§ **WHAT THIS TASK INVOLVES**
Reproduce all the lines below exactly and omit the images.

[Entries taken from a collection]
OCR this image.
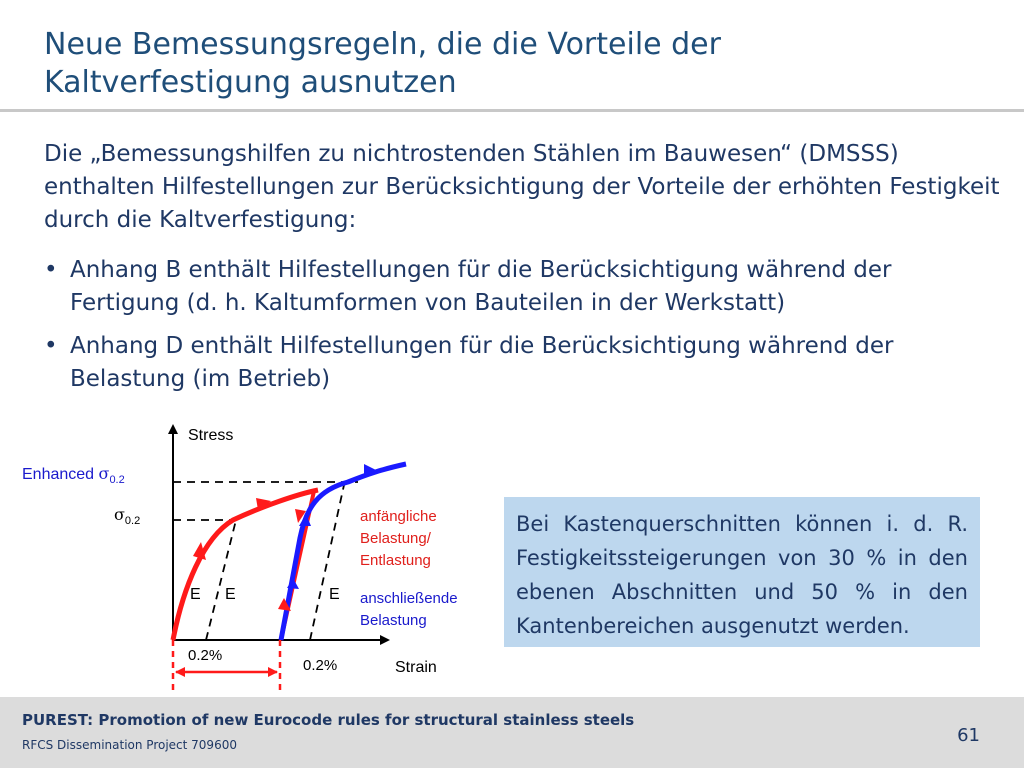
Neue Bemessungsregeln, die die Vorteile der
Kaltverfestigung ausnutzen
Die „Bemessungshilfen zu nichtrostenden Stählen im Bauwesen“ (DMSSS) enthalten Hilfestellungen zur Berücksichtigung der Vorteile der erhöhten Festigkeit durch die Kaltverfestigung:
• Anhang B enthält Hilfestellungen für die Berücksichtigung während der Fertigung (d. h. Kaltumformen von Bauteilen in der Werkstatt)
• Anhang D enthält Hilfestellungen für die Berücksichtigung während der Belastung (im Betrieb)
Stress
Strain
Enhanced $\sigma_{0.2}$
$\sigma_{0.2}$
E E	E
0.2%
0.2%
anfängliche Belastung/ Entlastung
anschließende Belastung
Bei Kastenquerschnitten können i. d. R. Festigkeitssteigerungen von 30 % in den ebenen Abschnitten und 50 % in den Kantenbereichen ausgenutzt werden.
PUREST: Promotion of new Eurocode rules for structural stainless steels
RFCS Dissemination Project 709600	61
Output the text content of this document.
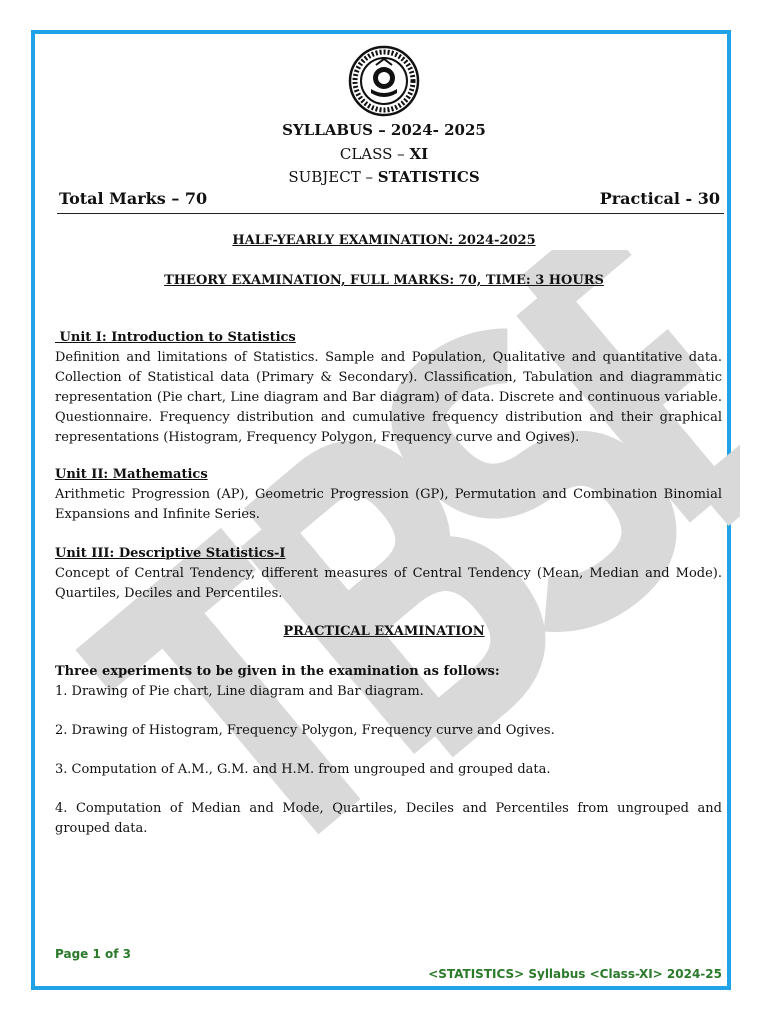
SYLLABUS – 2024- 2025
CLASS – XI
SUBJECT – STATISTICS
Total Marks – 70	Practical - 30
HALF-YEARLY EXAMINATION: 2024-2025
THEORY EXAMINATION, FULL MARKS: 70, TIME: 3 HOURS
Unit I: Introduction to Statistics
Definition and limitations of Statistics. Sample and Population, Qualitative and quantitative data. Collection of Statistical data (Primary & Secondary). Classification, Tabulation and diagrammatic representation (Pie chart, Line diagram and Bar diagram) of data. Discrete and continuous variable. Questionnaire. Frequency distribution and cumulative frequency distribution and their graphical representations (Histogram, Frequency Polygon, Frequency curve and Ogives).
Unit II: Mathematics
Arithmetic Progression (AP), Geometric Progression (GP), Permutation and Combination Binomial Expansions and Infinite Series.
Unit III: Descriptive Statistics-I
Concept of Central Tendency, different measures of Central Tendency (Mean, Median and Mode). Quartiles, Deciles and Percentiles.
PRACTICAL EXAMINATION
Three experiments to be given in the examination as follows:
1. Drawing of Pie chart, Line diagram and Bar diagram.
2. Drawing of Histogram, Frequency Polygon, Frequency curve and Ogives.
3. Computation of A.M., G.M. and H.M. from ungrouped and grouped data.
4. Computation of Median and Mode, Quartiles, Deciles and Percentiles from ungrouped and grouped data.
Page 1 of 3
<STATISTICS> Syllabus <Class-XI> 2024-25
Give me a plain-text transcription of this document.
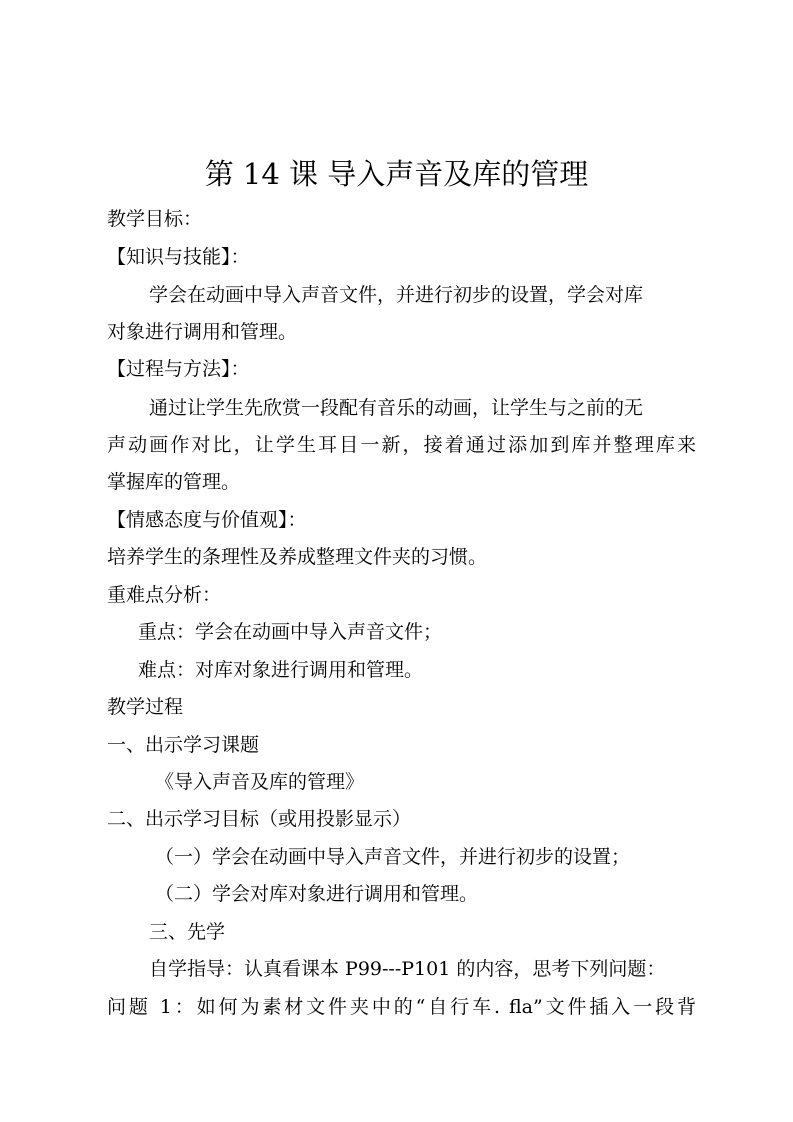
第 14 课 导入声音及库的管理
教学目标：
【知识与技能】：
学会在动画中导入声音文件，并进行初步的设置，学会对库
对象进行调用和管理。
【过程与方法】：
通过让学生先欣赏一段配有音乐的动画，让学生与之前的无
声动画作对比，让学生耳目一新，接着通过添加到库并整理库来
掌握库的管理。
【情感态度与价值观】：
培养学生的条理性及养成整理文件夹的习惯。
重难点分析：
重点：学会在动画中导入声音文件；
难点：对库对象进行调用和管理。
教学过程
一、出示学习课题
《导入声音及库的管理》
二、出示学习目标（或用投影显示）
（一）学会在动画中导入声音文件，并进行初步的设置；
（二）学会对库对象进行调用和管理。
三、先学
自学指导：认真看课本 P99---P101 的内容，思考下列问题：
问题 1：如何为素材文件夹中的“自行车. fla”文件插入一段背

§ **ANSWER TO THIS EXERCISE**
OCR this image.
Neue Bemessungsregeln, die die Vorteile der
Kaltverfestigung ausnutzen
Die „Bemessungshilfen zu nichtrostenden Stählen im Bauwesen“ (DMSSS) enthalten Hilfestellungen zur Berücksichtigung der Vorteile der erhöhten Festigkeit durch die Kaltverfestigung:
• Anhang B enthält Hilfestellungen für die Berücksichtigung während der Fertigung (d. h. Kaltumformen von Bauteilen in der Werkstatt)
• Anhang D enthält Hilfestellungen für die Berücksichtigung während der Belastung (im Betrieb)
Stress
Strain
Enhanced $\sigma_{0.2}$
$\sigma_{0.2}$
E E	E
0.2%
0.2%
anfängliche Belastung/ Entlastung
anschließende Belastung
Bei Kastenquerschnitten können i. d. R. Festigkeitssteigerungen von 30 % in den ebenen Abschnitten und 50 % in den Kantenbereichen ausgenutzt werden.
PUREST: Promotion of new Eurocode rules for structural stainless steels
RFCS Dissemination Project 709600	61
Output the text content of this document.
SYLLABUS – 2024- 2025
CLASS – XI
SUBJECT – STATISTICS
Total Marks – 70	Practical - 30
HALF-YEARLY EXAMINATION: 2024-2025
THEORY EXAMINATION, FULL MARKS: 70, TIME: 3 HOURS
Unit I: Introduction to Statistics
Definition and limitations of Statistics. Sample and Population, Qualitative and quantitative data. Collection of Statistical data (Primary & Secondary). Classification, Tabulation and diagrammatic representation (Pie chart, Line diagram and Bar diagram) of data. Discrete and continuous variable. Questionnaire. Frequency distribution and cumulative frequency distribution and their graphical representations (Histogram, Frequency Polygon, Frequency curve and Ogives).
Unit II: Mathematics
Arithmetic Progression (AP), Geometric Progression (GP), Permutation and Combination Binomial Expansions and Infinite Series.
Unit III: Descriptive Statistics-I
Concept of Central Tendency, different measures of Central Tendency (Mean, Median and Mode). Quartiles, Deciles and Percentiles.
PRACTICAL EXAMINATION
Three experiments to be given in the examination as follows:
1. Drawing of Pie chart, Line diagram and Bar diagram.
2. Drawing of Histogram, Frequency Polygon, Frequency curve and Ogives.
3. Computation of A.M., G.M. and H.M. from ungrouped and grouped data.
4. Computation of Median and Mode, Quartiles, Deciles and Percentiles from ungrouped and grouped data.
Page 1 of 3
<STATISTICS> Syllabus <Class-XI> 2024-25
Give me a plain-text transcription of this document.
第 14 课 导入声音及库的管理
教学目标：
【知识与技能】：
学会在动画中导入声音文件，并进行初步的设置，学会对库
对象进行调用和管理。
【过程与方法】：
通过让学生先欣赏一段配有音乐的动画，让学生与之前的无
声动画作对比，让学生耳目一新，接着通过添加到库并整理库来
掌握库的管理。
【情感态度与价值观】：
培养学生的条理性及养成整理文件夹的习惯。
重难点分析：
重点：学会在动画中导入声音文件；
难点：对库对象进行调用和管理。
教学过程
一、出示学习课题
《导入声音及库的管理》
二、出示学习目标（或用投影显示）
（一）学会在动画中导入声音文件，并进行初步的设置；
（二）学会对库对象进行调用和管理。
三、先学
自学指导：认真看课本 P99---P101 的内容，思考下列问题：
问题 1：如何为素材文件夹中的“自行车. fla”文件插入一段背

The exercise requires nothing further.